__Exercise objective__
Look through the records that follow. Copy every line containing the word "subtitle".

Start

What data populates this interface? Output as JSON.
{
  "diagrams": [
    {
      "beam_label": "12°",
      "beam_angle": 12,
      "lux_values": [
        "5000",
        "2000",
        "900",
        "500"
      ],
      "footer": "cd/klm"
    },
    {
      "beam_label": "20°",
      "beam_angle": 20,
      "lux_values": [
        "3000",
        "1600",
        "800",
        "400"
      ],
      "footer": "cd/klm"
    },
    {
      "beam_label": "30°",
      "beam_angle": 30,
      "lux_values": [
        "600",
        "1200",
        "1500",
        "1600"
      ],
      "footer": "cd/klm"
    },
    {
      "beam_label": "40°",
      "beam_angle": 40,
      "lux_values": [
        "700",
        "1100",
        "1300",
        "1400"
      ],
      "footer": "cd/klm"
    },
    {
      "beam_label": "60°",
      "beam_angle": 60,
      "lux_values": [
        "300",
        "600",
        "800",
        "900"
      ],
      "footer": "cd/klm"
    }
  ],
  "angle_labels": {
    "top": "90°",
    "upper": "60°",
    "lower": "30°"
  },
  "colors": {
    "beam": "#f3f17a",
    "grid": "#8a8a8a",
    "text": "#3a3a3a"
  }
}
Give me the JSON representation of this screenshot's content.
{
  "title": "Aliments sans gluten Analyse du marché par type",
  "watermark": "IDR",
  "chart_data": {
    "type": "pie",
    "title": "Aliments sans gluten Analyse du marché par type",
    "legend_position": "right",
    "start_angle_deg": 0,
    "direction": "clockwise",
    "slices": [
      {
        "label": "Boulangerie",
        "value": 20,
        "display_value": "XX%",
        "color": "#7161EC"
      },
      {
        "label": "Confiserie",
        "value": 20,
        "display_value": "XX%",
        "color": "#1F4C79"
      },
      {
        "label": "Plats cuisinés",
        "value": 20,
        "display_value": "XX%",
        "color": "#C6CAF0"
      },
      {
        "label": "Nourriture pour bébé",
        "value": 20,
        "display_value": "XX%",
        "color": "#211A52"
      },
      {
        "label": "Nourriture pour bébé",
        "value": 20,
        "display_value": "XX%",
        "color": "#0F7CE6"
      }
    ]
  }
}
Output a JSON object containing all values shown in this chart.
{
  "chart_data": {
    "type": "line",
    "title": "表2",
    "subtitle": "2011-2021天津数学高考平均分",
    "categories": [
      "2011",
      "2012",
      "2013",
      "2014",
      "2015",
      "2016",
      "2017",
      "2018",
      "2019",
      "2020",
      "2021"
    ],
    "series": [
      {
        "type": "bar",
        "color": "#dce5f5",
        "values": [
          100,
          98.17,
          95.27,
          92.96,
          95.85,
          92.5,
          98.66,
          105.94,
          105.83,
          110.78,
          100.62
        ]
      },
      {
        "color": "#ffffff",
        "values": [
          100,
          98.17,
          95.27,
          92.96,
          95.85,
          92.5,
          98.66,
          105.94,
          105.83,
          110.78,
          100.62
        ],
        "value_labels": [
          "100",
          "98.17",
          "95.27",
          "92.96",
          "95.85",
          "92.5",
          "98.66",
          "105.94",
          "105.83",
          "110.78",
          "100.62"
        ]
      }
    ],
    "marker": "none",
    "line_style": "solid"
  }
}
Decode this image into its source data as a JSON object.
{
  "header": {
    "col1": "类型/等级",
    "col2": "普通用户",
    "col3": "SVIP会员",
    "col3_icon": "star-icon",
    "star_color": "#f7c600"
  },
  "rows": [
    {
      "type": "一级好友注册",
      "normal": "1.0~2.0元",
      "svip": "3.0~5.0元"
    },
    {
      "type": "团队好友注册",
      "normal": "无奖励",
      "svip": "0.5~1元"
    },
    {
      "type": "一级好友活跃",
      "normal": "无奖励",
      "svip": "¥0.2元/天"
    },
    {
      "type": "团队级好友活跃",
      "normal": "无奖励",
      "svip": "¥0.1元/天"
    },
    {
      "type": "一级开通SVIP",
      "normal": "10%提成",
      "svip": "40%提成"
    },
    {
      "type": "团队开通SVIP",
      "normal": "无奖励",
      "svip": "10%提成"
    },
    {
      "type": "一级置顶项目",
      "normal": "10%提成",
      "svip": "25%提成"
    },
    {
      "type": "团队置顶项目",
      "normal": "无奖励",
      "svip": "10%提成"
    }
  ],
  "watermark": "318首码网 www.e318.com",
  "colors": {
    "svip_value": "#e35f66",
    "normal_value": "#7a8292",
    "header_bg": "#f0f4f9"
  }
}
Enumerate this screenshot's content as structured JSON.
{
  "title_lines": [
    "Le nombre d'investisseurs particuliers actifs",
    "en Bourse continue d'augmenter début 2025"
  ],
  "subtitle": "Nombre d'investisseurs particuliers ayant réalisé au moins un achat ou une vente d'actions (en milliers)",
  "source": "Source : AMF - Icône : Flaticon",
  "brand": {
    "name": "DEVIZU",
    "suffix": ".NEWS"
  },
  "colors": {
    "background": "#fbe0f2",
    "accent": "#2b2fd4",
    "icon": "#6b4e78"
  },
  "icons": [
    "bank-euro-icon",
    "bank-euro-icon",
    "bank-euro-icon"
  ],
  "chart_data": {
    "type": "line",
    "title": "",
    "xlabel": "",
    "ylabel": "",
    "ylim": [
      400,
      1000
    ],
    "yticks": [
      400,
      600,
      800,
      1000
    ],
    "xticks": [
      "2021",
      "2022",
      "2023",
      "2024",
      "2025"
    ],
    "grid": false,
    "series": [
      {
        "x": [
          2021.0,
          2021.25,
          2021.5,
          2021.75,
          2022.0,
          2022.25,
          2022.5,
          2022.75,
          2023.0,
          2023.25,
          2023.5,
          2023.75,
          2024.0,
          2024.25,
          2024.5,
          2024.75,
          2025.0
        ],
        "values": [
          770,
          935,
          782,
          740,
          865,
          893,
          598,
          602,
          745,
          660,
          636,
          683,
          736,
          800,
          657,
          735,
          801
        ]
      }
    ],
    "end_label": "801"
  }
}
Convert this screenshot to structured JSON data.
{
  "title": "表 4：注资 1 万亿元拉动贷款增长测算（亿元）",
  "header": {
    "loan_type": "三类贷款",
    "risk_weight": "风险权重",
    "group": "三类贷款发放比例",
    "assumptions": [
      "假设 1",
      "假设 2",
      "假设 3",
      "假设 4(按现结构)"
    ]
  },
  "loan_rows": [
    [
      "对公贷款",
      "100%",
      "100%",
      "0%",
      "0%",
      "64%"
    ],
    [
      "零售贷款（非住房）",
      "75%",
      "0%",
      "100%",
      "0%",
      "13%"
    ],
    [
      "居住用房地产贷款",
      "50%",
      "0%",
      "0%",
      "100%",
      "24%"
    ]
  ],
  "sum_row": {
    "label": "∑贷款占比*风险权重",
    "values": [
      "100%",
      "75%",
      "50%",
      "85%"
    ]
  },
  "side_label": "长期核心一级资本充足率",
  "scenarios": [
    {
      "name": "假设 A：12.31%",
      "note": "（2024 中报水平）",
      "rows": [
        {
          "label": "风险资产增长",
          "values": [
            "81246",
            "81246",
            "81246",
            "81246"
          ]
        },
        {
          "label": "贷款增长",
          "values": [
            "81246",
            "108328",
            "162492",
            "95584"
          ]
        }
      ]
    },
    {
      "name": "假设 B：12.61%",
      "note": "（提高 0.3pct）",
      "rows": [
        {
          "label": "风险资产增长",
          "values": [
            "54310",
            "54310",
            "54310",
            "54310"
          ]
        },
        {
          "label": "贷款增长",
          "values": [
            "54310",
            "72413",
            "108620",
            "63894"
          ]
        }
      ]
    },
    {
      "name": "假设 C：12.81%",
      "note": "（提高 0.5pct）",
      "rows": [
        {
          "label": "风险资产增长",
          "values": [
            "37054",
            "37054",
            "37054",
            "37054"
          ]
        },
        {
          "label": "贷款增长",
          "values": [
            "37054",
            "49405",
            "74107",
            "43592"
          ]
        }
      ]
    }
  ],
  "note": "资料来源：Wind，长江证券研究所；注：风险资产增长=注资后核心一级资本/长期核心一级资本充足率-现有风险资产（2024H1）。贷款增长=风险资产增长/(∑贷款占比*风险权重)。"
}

End

__Task response__
    "subtitle": "2011-2021天津数学高考平均分",
  "subtitle": "Nombre d'investisseurs particuliers ayant réalisé au moins un achat ou une vente d'actions (en milliers)",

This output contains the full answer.